Saved entries
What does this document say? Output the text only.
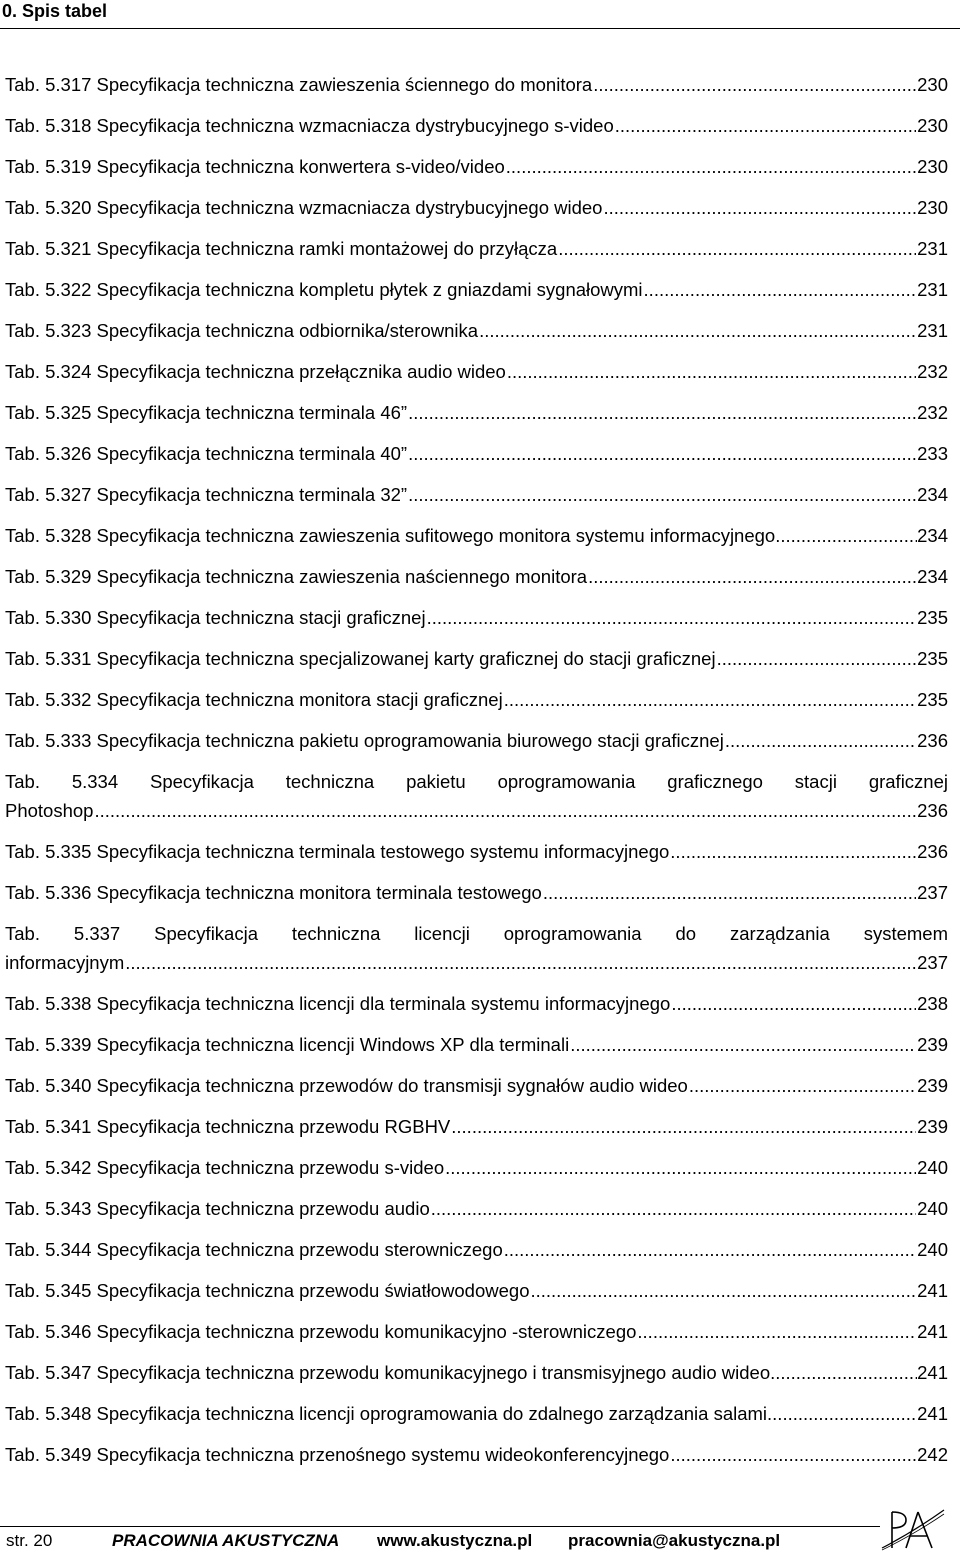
0. Spis tabel
Tab. 5.317 Specyfikacja techniczna zawieszenia ściennego do monitora .....	230
Tab. 5.318 Specyfikacja techniczna wzmacniacza dystrybucyjnego s-video .....	230
Tab. 5.319 Specyfikacja techniczna konwertera s-video/video .....	230
Tab. 5.320 Specyfikacja techniczna wzmacniacza dystrybucyjnego wideo .....	230
Tab. 5.321 Specyfikacja techniczna ramki montażowej do przyłącza .....	231
Tab. 5.322 Specyfikacja techniczna kompletu płytek z gniazdami sygnałowymi .....	231
Tab. 5.323 Specyfikacja techniczna odbiornika/sterownika .....	231
Tab. 5.324 Specyfikacja techniczna przełącznika audio wideo .....	232
Tab. 5.325 Specyfikacja techniczna terminala 46” .....	232
Tab. 5.326 Specyfikacja techniczna terminala 40” .....	233
Tab. 5.327 Specyfikacja techniczna terminala 32” .....	234
Tab. 5.328 Specyfikacja techniczna zawieszenia sufitowego monitora systemu informacyjnego .....	234
Tab. 5.329 Specyfikacja techniczna zawieszenia naściennego monitora .....	234
Tab. 5.330 Specyfikacja techniczna stacji graficznej .....	235
Tab. 5.331 Specyfikacja techniczna specjalizowanej karty graficznej do stacji graficznej .....	235
Tab. 5.332 Specyfikacja techniczna monitora stacji graficznej .....	235
Tab. 5.333 Specyfikacja techniczna pakietu oprogramowania biurowego stacji graficznej .....	236
Tab. 5.334 Specyfikacja techniczna pakietu oprogramowania graficznego stacji graficznej
Photoshop .....	236
Tab. 5.335 Specyfikacja techniczna terminala testowego systemu informacyjnego .....	236
Tab. 5.336 Specyfikacja techniczna monitora terminala testowego .....	237
Tab. 5.337 Specyfikacja techniczna licencji oprogramowania do zarządzania systemem
informacyjnym .....	237
Tab. 5.338 Specyfikacja techniczna licencji dla terminala systemu informacyjnego .....	238
Tab. 5.339 Specyfikacja techniczna licencji Windows XP dla terminali .....	239
Tab. 5.340 Specyfikacja techniczna przewodów do transmisji sygnałów audio wideo .....	239
Tab. 5.341 Specyfikacja techniczna przewodu RGBHV .....	239
Tab. 5.342 Specyfikacja techniczna przewodu s-video .....	240
Tab. 5.343 Specyfikacja techniczna przewodu audio .....	240
Tab. 5.344 Specyfikacja techniczna przewodu sterowniczego .....	240
Tab. 5.345 Specyfikacja techniczna przewodu światłowodowego .....	241
Tab. 5.346 Specyfikacja techniczna przewodu komunikacyjno -sterowniczego .....	241
Tab. 5.347 Specyfikacja techniczna przewodu komunikacyjnego i transmisyjnego audio wideo .....	241
Tab. 5.348 Specyfikacja techniczna licencji oprogramowania do zdalnego zarządzania salami .....	241
Tab. 5.349 Specyfikacja techniczna przenośnego systemu wideokonferencyjnego .....	242
str. 20	PRACOWNIA AKUSTYCZNA www.akustyczna.pl pracownia@akustyczna.pl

▶ Task statement: Copy, from the material above, each line in which the string "sterowniczego" occurs.

▶ Solution below:
Tab. 5.344 Specyfikacja techniczna przewodu sterowniczego .....	240
Tab. 5.346 Specyfikacja techniczna przewodu komunikacyjno -sterowniczego .....	241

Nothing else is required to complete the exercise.